▶ Your task: Copy out, unchanged, the stretch of the material from its very start through the line that contains "check-icon <box>322 1758 354 1795</box>", including both ends.

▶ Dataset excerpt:
┌────────
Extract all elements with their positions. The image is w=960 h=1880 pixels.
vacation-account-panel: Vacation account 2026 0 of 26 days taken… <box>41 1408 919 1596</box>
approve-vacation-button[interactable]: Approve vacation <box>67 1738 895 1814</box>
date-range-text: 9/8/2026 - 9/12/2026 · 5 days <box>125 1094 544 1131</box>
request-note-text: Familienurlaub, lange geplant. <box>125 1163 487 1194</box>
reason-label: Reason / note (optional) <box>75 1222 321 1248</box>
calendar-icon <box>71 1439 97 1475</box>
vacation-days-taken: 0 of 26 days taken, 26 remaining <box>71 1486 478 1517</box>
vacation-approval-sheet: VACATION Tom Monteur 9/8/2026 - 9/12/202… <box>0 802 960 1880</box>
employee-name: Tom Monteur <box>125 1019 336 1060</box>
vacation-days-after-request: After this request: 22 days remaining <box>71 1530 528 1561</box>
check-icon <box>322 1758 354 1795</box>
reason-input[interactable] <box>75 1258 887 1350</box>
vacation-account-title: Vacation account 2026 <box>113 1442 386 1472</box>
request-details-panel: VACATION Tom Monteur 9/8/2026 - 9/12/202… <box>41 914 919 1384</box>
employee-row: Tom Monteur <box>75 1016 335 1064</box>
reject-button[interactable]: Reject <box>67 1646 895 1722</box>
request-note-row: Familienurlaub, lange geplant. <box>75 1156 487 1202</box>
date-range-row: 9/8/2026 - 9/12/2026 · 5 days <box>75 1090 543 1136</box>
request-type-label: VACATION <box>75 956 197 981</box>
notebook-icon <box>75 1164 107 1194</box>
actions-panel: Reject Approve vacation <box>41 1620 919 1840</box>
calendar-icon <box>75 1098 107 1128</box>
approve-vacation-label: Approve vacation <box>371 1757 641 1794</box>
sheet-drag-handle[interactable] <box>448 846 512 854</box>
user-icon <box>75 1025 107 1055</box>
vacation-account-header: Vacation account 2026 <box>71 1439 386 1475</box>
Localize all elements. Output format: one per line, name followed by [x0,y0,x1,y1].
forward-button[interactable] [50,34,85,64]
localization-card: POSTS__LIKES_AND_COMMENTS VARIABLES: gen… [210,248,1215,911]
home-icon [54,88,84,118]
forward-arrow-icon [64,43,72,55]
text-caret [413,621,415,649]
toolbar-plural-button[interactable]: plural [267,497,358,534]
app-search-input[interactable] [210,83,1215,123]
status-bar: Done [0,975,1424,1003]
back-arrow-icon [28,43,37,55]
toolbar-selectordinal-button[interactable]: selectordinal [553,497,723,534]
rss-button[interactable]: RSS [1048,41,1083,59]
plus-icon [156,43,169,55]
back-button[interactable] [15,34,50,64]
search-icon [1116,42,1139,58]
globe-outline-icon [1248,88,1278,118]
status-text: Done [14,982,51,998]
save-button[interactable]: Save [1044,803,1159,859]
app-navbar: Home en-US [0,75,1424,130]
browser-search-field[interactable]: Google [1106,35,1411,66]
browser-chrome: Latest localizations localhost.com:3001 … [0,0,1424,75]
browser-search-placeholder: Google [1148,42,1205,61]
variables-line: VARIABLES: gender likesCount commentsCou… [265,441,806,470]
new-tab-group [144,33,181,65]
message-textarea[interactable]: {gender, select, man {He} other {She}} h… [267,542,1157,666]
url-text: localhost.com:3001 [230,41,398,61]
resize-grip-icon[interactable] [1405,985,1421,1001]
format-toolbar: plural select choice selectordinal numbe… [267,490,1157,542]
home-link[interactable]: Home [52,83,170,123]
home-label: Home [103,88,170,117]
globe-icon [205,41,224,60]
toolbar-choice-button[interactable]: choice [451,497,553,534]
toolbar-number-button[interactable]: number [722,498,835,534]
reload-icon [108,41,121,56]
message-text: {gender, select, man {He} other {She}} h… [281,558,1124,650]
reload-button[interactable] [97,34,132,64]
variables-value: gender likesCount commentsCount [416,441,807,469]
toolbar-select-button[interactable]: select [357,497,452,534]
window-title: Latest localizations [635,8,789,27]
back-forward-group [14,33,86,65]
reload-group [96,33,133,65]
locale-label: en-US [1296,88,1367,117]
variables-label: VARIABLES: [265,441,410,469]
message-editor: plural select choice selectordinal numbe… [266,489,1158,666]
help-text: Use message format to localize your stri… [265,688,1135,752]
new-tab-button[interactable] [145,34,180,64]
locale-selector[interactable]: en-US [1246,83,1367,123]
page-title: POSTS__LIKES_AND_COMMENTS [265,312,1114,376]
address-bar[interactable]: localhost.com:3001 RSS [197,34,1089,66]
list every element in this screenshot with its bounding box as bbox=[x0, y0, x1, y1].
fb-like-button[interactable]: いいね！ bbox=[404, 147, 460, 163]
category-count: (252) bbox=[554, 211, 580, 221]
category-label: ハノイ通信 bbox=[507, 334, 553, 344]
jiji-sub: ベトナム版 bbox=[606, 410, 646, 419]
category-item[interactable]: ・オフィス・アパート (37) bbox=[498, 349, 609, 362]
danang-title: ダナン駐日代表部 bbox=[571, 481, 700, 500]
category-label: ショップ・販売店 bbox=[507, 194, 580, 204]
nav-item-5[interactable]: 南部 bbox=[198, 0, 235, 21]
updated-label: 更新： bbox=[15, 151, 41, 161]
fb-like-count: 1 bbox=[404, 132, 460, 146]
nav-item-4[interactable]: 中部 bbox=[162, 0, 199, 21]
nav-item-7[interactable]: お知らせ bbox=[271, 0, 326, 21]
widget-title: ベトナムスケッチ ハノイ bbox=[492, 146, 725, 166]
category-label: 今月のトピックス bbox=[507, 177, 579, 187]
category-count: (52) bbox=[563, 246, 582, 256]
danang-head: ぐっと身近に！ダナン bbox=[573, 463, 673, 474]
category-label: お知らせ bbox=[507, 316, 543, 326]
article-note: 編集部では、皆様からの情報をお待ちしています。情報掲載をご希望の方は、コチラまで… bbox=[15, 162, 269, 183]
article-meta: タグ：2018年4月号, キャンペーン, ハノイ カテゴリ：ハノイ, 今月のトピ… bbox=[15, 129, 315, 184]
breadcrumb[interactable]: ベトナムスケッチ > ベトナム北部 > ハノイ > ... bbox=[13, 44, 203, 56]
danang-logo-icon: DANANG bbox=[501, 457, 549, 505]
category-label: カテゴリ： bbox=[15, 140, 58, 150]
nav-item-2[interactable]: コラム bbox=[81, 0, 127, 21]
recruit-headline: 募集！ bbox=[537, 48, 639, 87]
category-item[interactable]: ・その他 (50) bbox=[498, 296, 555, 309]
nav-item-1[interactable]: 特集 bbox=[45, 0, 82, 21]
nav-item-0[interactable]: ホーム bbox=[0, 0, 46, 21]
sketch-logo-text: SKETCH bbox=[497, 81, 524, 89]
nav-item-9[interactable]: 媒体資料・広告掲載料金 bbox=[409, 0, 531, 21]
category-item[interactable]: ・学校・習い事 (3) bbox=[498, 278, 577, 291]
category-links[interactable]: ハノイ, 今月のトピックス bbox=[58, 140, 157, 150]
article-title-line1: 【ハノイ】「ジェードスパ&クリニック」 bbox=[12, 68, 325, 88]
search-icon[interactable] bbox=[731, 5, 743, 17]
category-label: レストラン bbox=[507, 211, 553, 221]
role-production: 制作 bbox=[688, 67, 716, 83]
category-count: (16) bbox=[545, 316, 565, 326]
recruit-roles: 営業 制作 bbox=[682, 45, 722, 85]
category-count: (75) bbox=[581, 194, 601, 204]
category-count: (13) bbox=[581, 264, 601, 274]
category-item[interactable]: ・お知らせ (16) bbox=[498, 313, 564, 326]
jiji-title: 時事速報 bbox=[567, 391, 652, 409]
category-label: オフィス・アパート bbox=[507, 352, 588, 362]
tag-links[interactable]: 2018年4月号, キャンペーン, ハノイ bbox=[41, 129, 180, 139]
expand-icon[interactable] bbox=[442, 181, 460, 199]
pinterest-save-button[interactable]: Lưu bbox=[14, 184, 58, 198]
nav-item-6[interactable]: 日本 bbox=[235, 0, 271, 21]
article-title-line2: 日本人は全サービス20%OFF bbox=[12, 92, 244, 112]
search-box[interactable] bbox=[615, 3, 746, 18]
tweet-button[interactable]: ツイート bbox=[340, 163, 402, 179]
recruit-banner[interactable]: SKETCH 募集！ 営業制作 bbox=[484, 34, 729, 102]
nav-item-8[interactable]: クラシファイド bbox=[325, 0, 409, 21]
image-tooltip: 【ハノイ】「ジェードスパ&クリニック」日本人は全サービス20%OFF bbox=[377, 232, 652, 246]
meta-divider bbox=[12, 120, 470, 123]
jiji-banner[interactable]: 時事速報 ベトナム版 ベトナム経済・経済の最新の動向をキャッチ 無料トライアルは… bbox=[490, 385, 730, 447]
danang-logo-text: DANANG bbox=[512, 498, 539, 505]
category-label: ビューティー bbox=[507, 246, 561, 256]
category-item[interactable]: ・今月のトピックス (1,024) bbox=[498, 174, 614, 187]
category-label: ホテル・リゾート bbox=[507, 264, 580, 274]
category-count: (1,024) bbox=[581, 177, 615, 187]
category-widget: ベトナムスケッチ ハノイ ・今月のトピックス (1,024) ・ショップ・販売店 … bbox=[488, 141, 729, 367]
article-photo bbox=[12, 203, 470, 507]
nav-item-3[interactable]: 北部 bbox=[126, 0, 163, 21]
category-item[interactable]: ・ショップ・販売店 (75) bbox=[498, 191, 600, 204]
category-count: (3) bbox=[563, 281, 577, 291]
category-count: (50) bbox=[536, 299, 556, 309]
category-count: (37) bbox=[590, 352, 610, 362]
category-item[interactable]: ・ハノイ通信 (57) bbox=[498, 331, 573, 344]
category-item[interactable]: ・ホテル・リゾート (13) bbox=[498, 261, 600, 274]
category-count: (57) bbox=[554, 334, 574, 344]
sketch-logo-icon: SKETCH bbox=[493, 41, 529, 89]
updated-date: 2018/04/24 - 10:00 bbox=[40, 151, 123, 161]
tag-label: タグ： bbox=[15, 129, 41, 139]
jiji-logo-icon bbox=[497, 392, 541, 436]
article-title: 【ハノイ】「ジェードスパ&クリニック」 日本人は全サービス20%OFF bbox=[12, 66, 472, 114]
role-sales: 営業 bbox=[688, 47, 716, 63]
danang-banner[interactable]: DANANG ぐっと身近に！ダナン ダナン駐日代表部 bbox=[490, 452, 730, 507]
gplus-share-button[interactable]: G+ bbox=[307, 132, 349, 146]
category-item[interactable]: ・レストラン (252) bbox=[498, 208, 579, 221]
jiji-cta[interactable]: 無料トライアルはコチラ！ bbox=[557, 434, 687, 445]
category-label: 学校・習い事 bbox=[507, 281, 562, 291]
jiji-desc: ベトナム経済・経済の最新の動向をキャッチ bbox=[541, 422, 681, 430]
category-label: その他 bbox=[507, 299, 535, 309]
└────────
▶ Full output:
Extract all elements with their positions. The image is w=960 h=1880 pixels.
vacation-account-panel: Vacation account 2026 0 of 26 days taken… <box>41 1408 919 1596</box>
approve-vacation-button[interactable]: Approve vacation <box>67 1738 895 1814</box>
date-range-text: 9/8/2026 - 9/12/2026 · 5 days <box>125 1094 544 1131</box>
request-note-text: Familienurlaub, lange geplant. <box>125 1163 487 1194</box>
reason-label: Reason / note (optional) <box>75 1222 321 1248</box>
calendar-icon <box>71 1439 97 1475</box>
vacation-days-taken: 0 of 26 days taken, 26 remaining <box>71 1486 478 1517</box>
vacation-approval-sheet: VACATION Tom Monteur 9/8/2026 - 9/12/202… <box>0 802 960 1880</box>
employee-name: Tom Monteur <box>125 1019 336 1060</box>
vacation-days-after-request: After this request: 22 days remaining <box>71 1530 528 1561</box>
check-icon <box>322 1758 354 1795</box>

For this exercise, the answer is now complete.